### RECORDS FOR PROCESSING
*****

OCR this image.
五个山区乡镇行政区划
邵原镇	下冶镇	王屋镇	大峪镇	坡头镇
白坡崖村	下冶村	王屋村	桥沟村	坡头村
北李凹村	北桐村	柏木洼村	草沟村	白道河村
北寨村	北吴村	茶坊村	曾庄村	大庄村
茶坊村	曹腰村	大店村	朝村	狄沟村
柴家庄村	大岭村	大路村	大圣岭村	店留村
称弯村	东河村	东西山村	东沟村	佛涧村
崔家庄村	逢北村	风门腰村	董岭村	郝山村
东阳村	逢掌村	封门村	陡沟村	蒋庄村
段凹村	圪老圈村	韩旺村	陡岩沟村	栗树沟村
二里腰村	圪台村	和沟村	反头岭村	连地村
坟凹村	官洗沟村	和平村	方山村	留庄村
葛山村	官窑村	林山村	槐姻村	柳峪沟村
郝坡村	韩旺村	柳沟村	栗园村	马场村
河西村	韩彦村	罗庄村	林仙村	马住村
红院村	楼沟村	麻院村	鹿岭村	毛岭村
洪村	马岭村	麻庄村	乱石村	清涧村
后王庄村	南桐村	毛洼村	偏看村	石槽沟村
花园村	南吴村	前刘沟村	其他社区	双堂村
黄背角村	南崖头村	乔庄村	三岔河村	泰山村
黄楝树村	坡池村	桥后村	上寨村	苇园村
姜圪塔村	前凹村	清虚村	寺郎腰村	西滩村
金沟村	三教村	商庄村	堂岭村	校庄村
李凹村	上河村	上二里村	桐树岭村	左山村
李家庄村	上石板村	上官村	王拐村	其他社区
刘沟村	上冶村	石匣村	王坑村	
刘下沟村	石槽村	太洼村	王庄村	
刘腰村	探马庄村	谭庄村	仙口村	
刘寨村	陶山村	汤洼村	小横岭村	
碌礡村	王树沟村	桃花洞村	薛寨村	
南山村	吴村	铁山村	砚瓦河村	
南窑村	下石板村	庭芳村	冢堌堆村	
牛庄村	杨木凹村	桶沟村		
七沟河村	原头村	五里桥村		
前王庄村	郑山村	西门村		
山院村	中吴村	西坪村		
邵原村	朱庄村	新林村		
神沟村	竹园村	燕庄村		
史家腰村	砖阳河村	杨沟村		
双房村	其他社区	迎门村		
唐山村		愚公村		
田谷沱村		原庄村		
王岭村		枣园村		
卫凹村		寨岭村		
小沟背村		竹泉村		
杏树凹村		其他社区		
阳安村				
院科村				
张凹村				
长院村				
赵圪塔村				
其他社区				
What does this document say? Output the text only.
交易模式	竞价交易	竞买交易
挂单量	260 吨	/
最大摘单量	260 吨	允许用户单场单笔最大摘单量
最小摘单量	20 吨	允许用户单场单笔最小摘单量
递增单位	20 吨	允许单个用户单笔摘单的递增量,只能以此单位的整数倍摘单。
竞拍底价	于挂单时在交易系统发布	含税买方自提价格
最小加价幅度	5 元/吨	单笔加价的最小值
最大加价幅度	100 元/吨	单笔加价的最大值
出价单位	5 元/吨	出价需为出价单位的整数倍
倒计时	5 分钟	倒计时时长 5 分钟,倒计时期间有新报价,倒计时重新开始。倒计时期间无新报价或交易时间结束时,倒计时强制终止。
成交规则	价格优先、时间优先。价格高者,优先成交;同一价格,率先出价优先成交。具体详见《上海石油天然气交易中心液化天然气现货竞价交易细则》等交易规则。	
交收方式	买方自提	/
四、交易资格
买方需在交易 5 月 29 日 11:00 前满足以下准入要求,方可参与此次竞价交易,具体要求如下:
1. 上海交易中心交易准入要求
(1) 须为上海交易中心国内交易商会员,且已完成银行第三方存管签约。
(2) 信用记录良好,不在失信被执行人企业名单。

*****

Go through the data above and find the lines with the word "this". Copy each of those lines.

### FINAL RESULT
OCR this image.
What does this document say? Output the text only.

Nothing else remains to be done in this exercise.